▶ **Available data**
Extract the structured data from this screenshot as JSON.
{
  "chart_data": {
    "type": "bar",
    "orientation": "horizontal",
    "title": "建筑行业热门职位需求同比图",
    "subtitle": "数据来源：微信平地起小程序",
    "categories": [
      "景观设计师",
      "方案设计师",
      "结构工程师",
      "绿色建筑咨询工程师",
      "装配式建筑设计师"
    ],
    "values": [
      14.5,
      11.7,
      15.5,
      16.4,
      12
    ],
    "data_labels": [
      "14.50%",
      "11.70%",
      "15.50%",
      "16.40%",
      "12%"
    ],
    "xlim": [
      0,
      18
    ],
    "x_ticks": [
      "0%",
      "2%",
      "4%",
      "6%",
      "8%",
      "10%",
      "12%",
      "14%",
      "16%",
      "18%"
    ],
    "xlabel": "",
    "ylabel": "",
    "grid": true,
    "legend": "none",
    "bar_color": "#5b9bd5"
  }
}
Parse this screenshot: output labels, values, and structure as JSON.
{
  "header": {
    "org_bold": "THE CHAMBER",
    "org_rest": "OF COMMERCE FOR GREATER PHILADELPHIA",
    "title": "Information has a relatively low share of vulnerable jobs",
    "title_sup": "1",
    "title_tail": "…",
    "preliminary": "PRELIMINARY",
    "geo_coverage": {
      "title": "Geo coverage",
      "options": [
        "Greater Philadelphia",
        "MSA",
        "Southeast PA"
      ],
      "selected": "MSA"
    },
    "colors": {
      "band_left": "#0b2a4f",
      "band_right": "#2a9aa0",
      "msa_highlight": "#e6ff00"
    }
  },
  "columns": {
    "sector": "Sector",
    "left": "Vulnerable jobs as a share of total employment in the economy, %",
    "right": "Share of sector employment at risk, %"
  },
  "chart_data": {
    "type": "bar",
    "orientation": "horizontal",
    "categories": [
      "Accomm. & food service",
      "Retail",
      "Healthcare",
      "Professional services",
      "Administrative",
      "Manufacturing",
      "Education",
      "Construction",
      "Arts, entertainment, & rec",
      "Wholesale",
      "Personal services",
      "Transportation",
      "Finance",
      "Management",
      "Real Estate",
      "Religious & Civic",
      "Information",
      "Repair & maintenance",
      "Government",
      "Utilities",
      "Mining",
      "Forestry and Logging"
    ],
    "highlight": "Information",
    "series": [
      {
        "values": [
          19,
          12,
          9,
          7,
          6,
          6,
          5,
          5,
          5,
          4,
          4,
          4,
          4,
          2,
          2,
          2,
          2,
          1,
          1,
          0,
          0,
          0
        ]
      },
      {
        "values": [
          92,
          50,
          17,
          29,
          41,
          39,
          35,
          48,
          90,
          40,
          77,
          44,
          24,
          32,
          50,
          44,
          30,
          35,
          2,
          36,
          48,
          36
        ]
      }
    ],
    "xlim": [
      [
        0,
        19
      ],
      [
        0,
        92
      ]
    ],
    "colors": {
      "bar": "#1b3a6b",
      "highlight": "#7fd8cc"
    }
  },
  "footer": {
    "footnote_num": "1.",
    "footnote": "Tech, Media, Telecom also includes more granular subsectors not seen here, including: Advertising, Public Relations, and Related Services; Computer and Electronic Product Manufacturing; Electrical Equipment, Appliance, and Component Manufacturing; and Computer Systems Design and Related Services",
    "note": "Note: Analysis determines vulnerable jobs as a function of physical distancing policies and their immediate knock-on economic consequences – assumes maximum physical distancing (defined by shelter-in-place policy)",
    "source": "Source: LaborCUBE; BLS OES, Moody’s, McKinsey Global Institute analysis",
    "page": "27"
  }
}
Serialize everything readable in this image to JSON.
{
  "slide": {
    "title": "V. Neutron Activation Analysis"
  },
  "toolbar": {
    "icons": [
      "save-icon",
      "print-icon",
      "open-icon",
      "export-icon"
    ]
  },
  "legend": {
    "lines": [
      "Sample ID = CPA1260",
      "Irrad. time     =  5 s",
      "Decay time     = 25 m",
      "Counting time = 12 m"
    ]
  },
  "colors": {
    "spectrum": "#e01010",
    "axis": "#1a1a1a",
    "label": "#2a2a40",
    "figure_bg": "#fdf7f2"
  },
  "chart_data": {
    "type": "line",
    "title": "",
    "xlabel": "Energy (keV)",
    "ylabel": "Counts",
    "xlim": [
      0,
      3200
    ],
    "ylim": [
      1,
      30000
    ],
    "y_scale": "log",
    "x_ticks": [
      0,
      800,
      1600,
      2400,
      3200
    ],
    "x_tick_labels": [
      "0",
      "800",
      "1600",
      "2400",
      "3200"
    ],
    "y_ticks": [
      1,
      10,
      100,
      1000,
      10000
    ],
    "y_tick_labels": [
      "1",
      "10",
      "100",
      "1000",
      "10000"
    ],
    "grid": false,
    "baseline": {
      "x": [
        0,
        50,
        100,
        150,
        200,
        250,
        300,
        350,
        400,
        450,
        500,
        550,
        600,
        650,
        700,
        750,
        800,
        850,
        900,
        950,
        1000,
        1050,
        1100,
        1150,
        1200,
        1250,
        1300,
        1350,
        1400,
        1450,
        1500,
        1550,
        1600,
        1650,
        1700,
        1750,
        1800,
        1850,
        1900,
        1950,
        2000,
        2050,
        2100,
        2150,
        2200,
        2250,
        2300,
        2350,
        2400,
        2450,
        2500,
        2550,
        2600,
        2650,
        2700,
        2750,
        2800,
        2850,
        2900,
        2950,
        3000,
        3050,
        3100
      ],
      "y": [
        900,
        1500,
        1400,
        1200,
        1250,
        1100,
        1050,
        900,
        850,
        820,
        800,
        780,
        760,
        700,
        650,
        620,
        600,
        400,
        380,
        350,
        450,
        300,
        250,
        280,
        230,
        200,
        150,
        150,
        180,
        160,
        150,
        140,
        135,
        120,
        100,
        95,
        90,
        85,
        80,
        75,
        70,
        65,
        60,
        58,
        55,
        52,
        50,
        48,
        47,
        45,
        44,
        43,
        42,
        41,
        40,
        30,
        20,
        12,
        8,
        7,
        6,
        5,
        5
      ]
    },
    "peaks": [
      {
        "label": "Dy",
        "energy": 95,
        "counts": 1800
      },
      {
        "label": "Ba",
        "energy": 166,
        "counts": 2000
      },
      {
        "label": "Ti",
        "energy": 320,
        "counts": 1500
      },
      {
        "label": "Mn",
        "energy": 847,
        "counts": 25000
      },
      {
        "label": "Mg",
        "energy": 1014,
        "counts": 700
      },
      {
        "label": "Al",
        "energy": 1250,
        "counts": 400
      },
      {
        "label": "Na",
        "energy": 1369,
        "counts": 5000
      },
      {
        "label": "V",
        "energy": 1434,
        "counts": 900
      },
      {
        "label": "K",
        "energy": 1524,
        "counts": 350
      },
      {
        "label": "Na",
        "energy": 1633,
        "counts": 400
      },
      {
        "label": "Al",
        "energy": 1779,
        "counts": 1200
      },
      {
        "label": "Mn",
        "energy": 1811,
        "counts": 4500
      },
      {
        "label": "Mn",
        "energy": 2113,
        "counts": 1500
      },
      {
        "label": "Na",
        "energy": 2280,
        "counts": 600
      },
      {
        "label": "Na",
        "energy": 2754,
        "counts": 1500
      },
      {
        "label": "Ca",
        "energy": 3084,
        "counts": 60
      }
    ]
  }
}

▶ **Task brief**
Gather from the data above every line with the string "screenshot".

▶ **Expected answer**
Extract the structured data from this screenshot as JSON.
Parse this screenshot: output labels, values, and structure as JSON.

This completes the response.